Exercise objective:
All the data should come back exactly as it was given.

Dataset records:

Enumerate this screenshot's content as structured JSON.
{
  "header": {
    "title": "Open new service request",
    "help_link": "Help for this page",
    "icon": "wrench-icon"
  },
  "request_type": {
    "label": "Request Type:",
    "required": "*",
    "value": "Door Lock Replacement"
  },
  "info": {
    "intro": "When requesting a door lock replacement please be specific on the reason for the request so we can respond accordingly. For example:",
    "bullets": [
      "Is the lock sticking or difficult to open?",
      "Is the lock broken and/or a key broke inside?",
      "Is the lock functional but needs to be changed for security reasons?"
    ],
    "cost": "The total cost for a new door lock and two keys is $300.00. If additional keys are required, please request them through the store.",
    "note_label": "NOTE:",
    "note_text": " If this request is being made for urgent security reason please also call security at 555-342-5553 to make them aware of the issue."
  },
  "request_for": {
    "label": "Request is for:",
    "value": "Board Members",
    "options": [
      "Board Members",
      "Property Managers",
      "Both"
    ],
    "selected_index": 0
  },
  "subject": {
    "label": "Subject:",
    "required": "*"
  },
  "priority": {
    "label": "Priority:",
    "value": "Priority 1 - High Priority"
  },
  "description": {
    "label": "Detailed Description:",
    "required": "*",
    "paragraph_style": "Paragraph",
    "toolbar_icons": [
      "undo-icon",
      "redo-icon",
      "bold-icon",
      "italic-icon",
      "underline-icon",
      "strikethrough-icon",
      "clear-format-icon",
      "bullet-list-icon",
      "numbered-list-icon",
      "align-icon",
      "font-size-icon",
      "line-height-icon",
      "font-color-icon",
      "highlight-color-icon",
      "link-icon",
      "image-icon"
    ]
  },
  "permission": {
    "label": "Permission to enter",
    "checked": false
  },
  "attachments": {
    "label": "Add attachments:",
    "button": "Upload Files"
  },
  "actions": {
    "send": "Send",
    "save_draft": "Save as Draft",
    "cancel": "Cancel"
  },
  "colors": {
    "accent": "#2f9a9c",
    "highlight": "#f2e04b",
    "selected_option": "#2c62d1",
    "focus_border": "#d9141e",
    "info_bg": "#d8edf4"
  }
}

Solution below:
Enumerate this screenshot's content as structured JSON.
{
  "header": {
    "title": "Open new service request",
    "help_link": "Help for this page",
    "icon": "wrench-icon"
  },
  "request_type": {
    "label": "Request Type:",
    "required": "*",
    "value": "Door Lock Replacement"
  },
  "info": {
    "intro": "When requesting a door lock replacement please be specific on the reason for the request so we can respond accordingly. For example:",
    "bullets": [
      "Is the lock sticking or difficult to open?",
      "Is the lock broken and/or a key broke inside?",
      "Is the lock functional but needs to be changed for security reasons?"
    ],
    "cost": "The total cost for a new door lock and two keys is $300.00. If additional keys are required, please request them through the store.",
    "note_label": "NOTE:",
    "note_text": " If this request is being made for urgent security reason please also call security at 555-342-5553 to make them aware of the issue."
  },
  "request_for": {
    "label": "Request is for:",
    "value": "Board Members",
    "options": [
      "Board Members",
      "Property Managers",
      "Both"
    ],
    "selected_index": 0
  },
  "subject": {
    "label": "Subject:",
    "required": "*"
  },
  "priority": {
    "label": "Priority:",
    "value": "Priority 1 - High Priority"
  },
  "description": {
    "label": "Detailed Description:",
    "required": "*",
    "paragraph_style": "Paragraph",
    "toolbar_icons": [
      "undo-icon",
      "redo-icon",
      "bold-icon",
      "italic-icon",
      "underline-icon",
      "strikethrough-icon",
      "clear-format-icon",
      "bullet-list-icon",
      "numbered-list-icon",
      "align-icon",
      "font-size-icon",
      "line-height-icon",
      "font-color-icon",
      "highlight-color-icon",
      "link-icon",
      "image-icon"
    ]
  },
  "permission": {
    "label": "Permission to enter",
    "checked": false
  },
  "attachments": {
    "label": "Add attachments:",
    "button": "Upload Files"
  },
  "actions": {
    "send": "Send",
    "save_draft": "Save as Draft",
    "cancel": "Cancel"
  },
  "colors": {
    "accent": "#2f9a9c",
    "highlight": "#f2e04b",
    "selected_option": "#2c62d1",
    "focus_border": "#d9141e",
    "info_bg": "#d8edf4"
  }
}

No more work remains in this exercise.